> **EXCERPT PROVIDED**:
*** Block opens ***

    Why not just this?

    import { isEqual as areEqual } from lodash;

  • tbo (unregistered) in reply to Prime Mover

    That's funny. It's thanks to my background as a programmer that I dislike the fact that in American English, a period always goes inside a quote at the end of a sentence. Even when quoting a special term, the correct way is always to quote "like this." You never quote "like this". That second version is correct in British English, not American English. And the American version bothers me.

  • Bruce W (unregistered) in reply to Prime Mover

    someFunction("literal string", parameter) was grammatically incorrect, and it should have been written: someFunction("literal string," parameter)

    Ouch, my brain! The programmer side of my brain is laughing while the editor side of my brain is going, "she has a point."

  • (nodebb)

    And for all those pirates pirating software,

      Arrrrrr.equal(foo, bar) 

  • (nodebb) in reply to tbo

    It bothers me too and I'm American.

  • (nodebb)

    All WTFs areEqual(), but some areMoreEqual() than others.

  • JJ (unregistered) in reply to emurphy

    Fuzzy pig logic :-)

  • markm (unregistered)

    Apparently anyone who claims to be the authority on English usage has a minimum required amount of irrationality. American editors irrationally place the ending quote mark to include punctuation that is not part of the quote. British editors irrationally retain an extra "u" in words like "color".

    And many editors on both sides of the Atlantic try to force Latin grammar into English, with rules on split infinitives and "ending a sentence with a preposition." (That last one would not be right even if moving the preposition to somewhere after the object was not a normal English construction - as shown in countless jokes where someone responds to criticism about this by adding "you a**hole" to the end of the same sentence.)

  • (nodebb) in reply to tbo

    It's even funnier because the convention of putting the final punctuation inside the quotes instead of outside hasn't any grammatical basis because it's a rule from typesetting as back in the day it made kerning easier.

  • Naomi (unregistered) in reply to markm

    And many editors on both sides of the Atlantic try to force Latin grammar into English, with rules on split infinitives and "ending a sentence with a preposition."
*** Block closes ***
> **WHAT YOU WILL DO**:
Copy the comment thread from "Ouch, my brain!" up to and including "and I'm American.", substituting "mind" for "brain". The rows come from a different source than the comment thread.

> **STUDY MATERIAL**:
*** Block opens ***
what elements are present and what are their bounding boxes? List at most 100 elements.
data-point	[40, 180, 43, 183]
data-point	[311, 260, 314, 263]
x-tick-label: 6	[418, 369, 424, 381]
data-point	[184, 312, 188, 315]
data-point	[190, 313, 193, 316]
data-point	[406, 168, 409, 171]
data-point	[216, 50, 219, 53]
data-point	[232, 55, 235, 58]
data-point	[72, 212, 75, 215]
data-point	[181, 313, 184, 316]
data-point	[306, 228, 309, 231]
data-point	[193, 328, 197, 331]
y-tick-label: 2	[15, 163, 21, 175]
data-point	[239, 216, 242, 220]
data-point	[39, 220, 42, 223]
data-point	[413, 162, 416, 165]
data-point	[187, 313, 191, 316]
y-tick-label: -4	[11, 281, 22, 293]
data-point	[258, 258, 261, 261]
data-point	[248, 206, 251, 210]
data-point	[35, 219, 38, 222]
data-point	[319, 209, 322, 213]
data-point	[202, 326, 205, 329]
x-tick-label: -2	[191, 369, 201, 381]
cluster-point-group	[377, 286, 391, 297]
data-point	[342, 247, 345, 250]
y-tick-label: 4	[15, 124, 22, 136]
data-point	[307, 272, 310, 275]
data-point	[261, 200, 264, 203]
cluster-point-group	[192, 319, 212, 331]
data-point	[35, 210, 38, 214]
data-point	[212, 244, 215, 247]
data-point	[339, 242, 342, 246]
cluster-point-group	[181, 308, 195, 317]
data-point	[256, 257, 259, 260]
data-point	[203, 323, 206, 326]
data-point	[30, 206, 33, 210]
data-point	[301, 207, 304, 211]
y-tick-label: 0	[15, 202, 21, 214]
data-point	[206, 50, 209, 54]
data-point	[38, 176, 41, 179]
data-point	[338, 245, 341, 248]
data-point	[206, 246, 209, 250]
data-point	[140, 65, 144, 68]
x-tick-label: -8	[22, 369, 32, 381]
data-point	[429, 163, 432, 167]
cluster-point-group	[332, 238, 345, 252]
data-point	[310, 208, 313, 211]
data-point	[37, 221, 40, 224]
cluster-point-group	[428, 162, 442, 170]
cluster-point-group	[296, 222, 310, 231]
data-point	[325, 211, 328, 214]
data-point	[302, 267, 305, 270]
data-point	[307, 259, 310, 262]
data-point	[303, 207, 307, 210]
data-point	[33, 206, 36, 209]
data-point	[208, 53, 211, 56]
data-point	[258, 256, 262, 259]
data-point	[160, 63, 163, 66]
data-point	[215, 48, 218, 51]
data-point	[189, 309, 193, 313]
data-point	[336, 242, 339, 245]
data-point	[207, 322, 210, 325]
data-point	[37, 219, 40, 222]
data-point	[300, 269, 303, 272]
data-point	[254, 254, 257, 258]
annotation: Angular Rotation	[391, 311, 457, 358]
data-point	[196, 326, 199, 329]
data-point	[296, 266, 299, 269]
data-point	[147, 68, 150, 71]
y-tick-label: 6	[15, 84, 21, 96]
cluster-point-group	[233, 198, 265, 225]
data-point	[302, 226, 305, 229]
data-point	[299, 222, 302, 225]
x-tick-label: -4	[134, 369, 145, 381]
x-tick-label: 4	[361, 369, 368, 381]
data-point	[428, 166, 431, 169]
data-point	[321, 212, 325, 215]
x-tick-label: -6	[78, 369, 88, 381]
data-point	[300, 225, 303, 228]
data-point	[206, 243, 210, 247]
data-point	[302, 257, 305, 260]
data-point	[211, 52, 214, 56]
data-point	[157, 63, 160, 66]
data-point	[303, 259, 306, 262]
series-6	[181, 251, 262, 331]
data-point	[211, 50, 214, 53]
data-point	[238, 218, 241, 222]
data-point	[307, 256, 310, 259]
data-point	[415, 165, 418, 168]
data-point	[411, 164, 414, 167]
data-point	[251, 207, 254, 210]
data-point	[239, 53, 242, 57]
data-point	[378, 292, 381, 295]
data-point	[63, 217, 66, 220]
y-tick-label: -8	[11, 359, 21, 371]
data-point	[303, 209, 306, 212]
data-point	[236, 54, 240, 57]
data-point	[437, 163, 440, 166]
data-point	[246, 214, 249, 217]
*** Block closes ***
> **TASK SOLUTION**:
Ouch, my mind! The programmer side of my mind is laughing while the editor side of my mind is going, "she has a point."

  • (nodebb)

    And for all those pirates pirating software,

      Arrrrrr.equal(foo, bar) 

  • (nodebb) in reply to tbo

    It bothers me too and I'm American.